_Given instruction_
Transcribe every line exactly and omit anything that is a picture.

--- Start Information provided ---

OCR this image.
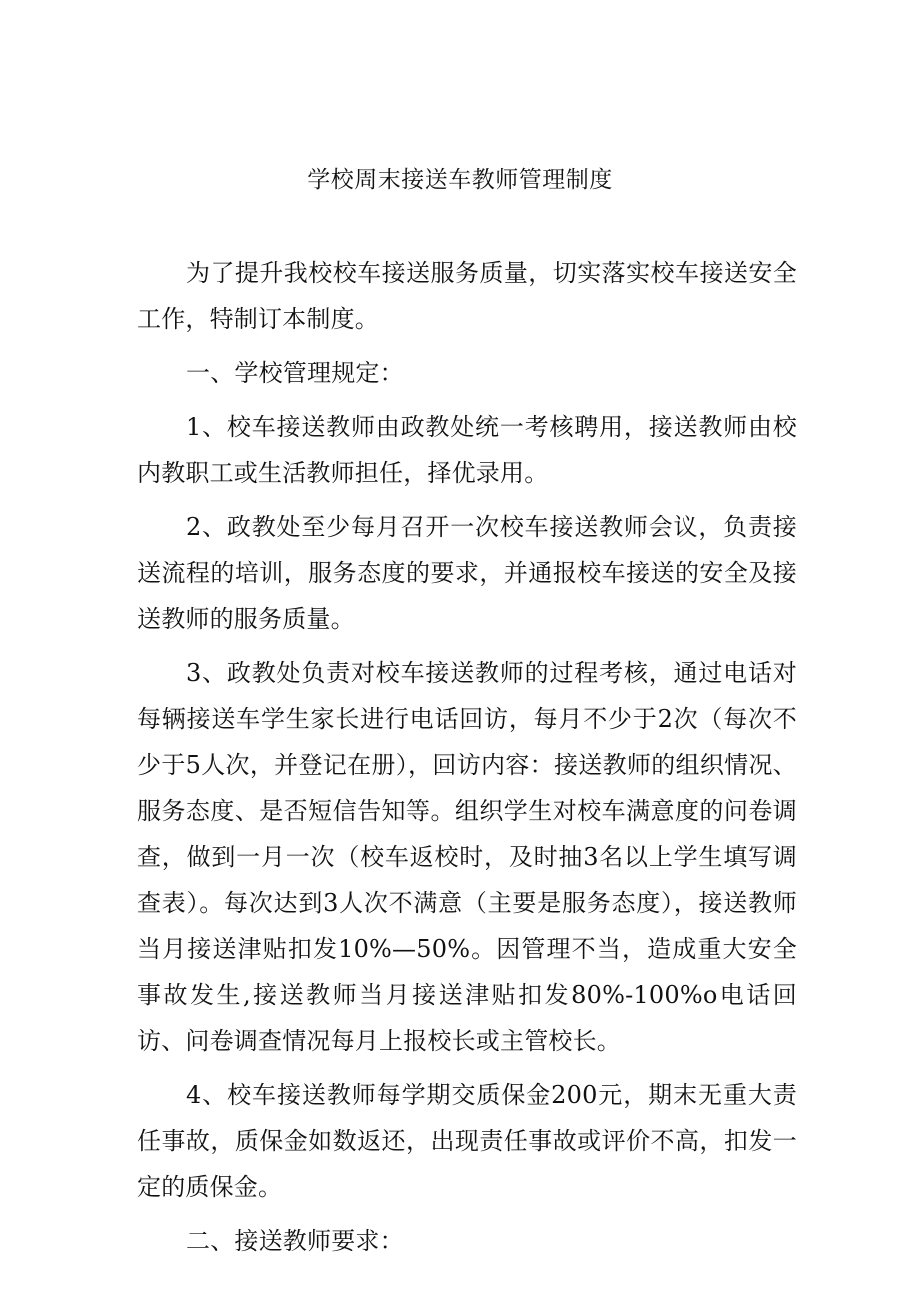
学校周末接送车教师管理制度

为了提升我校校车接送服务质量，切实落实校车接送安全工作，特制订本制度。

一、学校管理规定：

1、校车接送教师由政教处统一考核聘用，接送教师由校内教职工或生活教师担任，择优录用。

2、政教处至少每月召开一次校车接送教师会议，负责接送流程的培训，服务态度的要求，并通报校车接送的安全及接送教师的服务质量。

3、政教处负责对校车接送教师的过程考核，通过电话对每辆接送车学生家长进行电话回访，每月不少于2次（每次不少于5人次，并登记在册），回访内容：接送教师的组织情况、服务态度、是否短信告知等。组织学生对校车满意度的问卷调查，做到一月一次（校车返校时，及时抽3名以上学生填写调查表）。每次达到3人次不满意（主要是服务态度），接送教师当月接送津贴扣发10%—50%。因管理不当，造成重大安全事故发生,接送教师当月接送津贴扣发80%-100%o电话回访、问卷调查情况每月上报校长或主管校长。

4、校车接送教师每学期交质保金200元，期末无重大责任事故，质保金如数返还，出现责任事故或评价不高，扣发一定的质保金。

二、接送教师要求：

--- End Information provided ---

_Correct answer_
OCR this image.
学校周末接送车教师管理制度

为了提升我校校车接送服务质量，切实落实校车接送安全工作，特制订本制度。

一、学校管理规定：

1、校车接送教师由政教处统一考核聘用，接送教师由校内教职工或生活教师担任，择优录用。

2、政教处至少每月召开一次校车接送教师会议，负责接送流程的培训，服务态度的要求，并通报校车接送的安全及接送教师的服务质量。

3、政教处负责对校车接送教师的过程考核，通过电话对每辆接送车学生家长进行电话回访，每月不少于2次（每次不少于5人次，并登记在册），回访内容：接送教师的组织情况、服务态度、是否短信告知等。组织学生对校车满意度的问卷调查，做到一月一次（校车返校时，及时抽3名以上学生填写调查表）。每次达到3人次不满意（主要是服务态度），接送教师当月接送津贴扣发10%—50%。因管理不当，造成重大安全事故发生,接送教师当月接送津贴扣发80%-100%o电话回访、问卷调查情况每月上报校长或主管校长。

4、校车接送教师每学期交质保金200元，期末无重大责任事故，质保金如数返还，出现责任事故或评价不高，扣发一定的质保金。

二、接送教师要求：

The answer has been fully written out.